#### [WHAT IS EXPECTED]
Check every line of the entries that follow, and copy the ones containing "televisor".

#### [EXTRACTED RECORDS]
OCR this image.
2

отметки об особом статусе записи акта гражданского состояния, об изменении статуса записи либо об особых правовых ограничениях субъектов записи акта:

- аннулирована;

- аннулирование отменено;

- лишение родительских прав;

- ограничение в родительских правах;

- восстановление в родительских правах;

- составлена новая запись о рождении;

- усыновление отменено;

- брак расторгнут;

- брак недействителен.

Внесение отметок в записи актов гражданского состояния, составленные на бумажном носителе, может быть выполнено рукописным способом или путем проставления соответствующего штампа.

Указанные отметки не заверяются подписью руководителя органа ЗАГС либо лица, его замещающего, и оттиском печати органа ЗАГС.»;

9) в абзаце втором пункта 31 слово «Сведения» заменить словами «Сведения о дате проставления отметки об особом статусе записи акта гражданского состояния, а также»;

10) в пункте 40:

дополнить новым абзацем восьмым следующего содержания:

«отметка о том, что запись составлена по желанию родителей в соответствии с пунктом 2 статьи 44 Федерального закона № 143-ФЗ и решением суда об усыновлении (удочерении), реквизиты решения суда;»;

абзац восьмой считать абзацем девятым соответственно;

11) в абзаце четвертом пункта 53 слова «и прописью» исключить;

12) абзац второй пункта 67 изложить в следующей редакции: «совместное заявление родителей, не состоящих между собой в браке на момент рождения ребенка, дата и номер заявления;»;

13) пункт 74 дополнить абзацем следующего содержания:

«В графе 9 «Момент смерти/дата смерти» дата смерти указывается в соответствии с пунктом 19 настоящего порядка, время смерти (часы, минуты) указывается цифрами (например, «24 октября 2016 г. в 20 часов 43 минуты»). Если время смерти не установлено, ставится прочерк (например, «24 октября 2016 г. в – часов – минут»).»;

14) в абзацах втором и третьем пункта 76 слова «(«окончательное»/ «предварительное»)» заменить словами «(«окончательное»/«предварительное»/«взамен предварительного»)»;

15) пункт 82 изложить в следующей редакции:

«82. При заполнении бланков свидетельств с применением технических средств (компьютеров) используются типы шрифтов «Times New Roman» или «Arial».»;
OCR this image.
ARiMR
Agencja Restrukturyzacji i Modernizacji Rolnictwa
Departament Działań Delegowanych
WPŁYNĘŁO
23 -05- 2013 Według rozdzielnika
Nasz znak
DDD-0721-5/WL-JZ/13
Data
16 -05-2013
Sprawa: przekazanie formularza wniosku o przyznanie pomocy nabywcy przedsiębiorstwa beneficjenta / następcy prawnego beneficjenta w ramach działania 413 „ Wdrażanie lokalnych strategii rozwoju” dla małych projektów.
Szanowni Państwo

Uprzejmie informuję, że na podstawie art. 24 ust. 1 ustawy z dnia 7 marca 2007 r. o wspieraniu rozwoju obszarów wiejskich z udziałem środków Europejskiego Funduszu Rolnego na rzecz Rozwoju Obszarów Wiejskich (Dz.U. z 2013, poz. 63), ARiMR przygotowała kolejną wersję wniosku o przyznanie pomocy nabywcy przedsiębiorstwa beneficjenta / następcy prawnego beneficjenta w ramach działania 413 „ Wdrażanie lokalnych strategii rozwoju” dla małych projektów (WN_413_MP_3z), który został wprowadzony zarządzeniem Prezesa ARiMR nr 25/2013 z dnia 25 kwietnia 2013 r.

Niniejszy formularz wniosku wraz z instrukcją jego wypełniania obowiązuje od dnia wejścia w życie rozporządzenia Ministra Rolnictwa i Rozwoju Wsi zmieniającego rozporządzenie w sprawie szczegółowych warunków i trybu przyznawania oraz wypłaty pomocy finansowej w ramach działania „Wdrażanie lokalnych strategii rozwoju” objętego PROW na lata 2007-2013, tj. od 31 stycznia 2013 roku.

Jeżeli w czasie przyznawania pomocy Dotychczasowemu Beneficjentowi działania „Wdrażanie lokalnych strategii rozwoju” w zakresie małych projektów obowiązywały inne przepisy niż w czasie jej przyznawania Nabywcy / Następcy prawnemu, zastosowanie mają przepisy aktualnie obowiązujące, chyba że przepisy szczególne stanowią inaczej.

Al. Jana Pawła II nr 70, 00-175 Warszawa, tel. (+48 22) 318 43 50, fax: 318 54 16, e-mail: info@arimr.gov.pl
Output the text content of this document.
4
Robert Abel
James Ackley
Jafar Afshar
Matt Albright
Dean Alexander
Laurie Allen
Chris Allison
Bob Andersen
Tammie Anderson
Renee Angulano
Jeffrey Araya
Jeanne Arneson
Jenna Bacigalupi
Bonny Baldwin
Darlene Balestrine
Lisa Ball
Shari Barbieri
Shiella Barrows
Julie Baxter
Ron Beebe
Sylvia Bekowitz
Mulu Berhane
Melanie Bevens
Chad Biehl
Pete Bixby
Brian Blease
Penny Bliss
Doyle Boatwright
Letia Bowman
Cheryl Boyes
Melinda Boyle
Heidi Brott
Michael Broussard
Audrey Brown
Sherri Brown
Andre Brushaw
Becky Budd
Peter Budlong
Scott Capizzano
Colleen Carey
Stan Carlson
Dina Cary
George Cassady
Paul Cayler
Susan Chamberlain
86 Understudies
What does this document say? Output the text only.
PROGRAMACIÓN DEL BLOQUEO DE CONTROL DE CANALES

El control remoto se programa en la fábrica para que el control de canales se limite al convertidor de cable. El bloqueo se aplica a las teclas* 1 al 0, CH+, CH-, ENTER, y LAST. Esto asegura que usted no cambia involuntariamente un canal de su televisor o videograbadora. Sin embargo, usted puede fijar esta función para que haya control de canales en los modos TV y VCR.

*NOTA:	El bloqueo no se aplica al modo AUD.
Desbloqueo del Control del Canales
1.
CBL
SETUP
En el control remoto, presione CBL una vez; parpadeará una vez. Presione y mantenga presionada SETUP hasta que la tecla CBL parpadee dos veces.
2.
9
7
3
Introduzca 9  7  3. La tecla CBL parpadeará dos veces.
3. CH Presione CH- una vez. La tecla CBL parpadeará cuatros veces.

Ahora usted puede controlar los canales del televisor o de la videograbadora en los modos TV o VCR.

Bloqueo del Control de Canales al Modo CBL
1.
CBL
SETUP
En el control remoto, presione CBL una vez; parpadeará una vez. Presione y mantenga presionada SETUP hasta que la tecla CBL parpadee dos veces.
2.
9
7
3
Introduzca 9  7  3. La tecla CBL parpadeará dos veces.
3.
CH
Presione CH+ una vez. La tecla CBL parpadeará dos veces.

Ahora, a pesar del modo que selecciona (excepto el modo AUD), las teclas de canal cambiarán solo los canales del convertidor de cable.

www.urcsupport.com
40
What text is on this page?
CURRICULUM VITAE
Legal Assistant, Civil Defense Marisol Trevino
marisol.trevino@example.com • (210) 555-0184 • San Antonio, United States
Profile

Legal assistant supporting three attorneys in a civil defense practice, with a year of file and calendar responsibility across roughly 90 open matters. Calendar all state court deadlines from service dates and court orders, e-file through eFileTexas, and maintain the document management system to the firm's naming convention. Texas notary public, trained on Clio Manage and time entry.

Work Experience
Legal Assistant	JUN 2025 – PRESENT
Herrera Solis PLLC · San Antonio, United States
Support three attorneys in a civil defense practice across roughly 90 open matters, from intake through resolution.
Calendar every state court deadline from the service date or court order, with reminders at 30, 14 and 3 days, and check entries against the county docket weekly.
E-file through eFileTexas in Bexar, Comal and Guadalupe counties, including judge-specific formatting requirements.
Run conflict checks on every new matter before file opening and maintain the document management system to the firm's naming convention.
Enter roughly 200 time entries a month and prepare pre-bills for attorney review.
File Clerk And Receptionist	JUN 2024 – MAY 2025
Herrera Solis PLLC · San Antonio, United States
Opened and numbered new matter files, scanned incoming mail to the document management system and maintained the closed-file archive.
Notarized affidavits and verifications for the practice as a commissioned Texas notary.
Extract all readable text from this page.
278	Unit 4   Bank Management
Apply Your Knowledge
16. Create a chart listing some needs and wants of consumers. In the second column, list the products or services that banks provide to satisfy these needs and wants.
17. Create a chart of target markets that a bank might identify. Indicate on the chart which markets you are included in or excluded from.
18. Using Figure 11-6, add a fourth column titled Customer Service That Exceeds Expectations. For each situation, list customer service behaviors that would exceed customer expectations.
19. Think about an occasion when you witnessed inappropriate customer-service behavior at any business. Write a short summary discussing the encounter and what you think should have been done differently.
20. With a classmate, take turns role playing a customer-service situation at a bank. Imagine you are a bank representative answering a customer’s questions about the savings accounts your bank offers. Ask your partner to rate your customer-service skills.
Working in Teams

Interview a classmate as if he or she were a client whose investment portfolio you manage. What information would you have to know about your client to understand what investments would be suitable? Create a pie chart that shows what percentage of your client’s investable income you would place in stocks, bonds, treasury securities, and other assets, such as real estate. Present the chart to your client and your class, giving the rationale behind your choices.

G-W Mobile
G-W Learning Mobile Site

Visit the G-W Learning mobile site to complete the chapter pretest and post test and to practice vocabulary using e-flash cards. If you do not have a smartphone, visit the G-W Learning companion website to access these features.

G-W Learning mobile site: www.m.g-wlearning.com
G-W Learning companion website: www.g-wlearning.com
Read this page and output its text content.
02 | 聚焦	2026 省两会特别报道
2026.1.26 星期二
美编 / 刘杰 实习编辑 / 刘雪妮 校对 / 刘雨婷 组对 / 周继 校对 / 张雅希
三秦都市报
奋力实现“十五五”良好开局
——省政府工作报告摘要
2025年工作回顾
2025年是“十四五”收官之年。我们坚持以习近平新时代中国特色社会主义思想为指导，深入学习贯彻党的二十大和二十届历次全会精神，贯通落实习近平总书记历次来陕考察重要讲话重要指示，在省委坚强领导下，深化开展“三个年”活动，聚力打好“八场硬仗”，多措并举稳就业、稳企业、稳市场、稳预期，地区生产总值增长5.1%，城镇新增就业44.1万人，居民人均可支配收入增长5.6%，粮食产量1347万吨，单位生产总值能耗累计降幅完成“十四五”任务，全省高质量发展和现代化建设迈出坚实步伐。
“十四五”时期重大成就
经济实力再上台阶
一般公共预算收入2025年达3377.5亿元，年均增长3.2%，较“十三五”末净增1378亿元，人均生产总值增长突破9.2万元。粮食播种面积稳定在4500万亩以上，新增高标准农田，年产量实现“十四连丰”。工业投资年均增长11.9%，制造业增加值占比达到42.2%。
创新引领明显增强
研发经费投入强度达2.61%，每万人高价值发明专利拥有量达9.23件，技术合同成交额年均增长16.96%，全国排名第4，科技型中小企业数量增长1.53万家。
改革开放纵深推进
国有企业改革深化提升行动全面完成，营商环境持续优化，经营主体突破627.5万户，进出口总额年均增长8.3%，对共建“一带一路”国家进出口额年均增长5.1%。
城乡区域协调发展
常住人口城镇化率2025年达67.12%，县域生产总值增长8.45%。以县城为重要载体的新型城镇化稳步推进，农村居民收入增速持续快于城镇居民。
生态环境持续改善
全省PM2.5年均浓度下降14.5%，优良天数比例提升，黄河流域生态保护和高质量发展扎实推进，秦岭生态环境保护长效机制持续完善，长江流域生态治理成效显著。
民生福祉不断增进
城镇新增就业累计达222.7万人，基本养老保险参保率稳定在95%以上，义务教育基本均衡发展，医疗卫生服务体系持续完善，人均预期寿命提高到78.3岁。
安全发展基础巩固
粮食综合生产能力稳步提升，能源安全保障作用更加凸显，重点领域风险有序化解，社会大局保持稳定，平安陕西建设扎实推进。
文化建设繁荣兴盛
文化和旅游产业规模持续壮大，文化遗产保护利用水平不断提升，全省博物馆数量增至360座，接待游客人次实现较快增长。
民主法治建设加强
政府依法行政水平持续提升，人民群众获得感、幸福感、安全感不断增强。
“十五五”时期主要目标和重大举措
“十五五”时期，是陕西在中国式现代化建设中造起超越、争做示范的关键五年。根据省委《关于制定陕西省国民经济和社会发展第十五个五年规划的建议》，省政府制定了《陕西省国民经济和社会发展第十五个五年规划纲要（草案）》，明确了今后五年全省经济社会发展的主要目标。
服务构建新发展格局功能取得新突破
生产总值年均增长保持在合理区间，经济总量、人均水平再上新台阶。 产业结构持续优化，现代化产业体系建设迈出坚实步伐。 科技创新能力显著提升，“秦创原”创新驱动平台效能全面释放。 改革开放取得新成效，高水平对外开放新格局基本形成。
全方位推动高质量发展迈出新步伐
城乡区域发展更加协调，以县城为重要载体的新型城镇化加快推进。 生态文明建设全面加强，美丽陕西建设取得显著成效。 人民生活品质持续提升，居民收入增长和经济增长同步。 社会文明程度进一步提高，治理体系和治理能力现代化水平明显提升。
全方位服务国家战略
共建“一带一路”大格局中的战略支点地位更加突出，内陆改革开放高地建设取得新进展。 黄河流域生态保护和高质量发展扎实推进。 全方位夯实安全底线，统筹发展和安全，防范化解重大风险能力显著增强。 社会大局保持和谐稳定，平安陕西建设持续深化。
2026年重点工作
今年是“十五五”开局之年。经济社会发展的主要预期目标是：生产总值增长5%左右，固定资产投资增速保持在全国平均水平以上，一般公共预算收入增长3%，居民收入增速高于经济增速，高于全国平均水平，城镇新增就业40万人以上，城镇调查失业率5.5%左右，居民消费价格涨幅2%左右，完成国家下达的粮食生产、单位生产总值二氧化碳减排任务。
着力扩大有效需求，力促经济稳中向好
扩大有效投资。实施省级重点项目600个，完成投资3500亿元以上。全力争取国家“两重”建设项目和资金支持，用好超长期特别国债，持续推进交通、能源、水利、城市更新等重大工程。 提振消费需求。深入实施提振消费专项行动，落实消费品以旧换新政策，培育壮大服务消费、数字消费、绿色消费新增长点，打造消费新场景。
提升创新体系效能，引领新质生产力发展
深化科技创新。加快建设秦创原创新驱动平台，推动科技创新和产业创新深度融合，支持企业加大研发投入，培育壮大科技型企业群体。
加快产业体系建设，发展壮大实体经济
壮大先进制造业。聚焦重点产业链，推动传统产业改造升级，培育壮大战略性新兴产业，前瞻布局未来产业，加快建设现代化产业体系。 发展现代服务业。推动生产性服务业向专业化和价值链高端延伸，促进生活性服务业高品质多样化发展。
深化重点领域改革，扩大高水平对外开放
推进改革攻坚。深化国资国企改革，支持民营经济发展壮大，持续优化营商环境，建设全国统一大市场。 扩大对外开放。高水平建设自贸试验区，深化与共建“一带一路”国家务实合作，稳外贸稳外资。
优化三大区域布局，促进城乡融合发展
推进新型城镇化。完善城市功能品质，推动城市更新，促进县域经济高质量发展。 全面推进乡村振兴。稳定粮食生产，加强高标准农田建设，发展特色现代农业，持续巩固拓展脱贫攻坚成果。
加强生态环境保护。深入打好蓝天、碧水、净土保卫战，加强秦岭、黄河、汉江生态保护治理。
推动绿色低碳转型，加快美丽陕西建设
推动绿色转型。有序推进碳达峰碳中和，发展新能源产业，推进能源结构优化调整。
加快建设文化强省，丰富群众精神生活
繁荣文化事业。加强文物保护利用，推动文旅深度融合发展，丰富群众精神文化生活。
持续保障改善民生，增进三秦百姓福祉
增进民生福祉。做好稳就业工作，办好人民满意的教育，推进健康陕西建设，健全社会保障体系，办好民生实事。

#### [PROBLEM SOLUTION]
El control remoto se programa en la fábrica para que el control de canales se limite al convertidor de cable. El bloqueo se aplica a las teclas* 1 al 0, CH+, CH-, ENTER, y LAST. Esto asegura que usted no cambia involuntariamente un canal de su televisor o videograbadora. Sin embargo, usted puede fijar esta función para que haya control de canales en los modos TV y VCR.
Ahora usted puede controlar los canales del televisor o de la videograbadora en los modos TV o VCR.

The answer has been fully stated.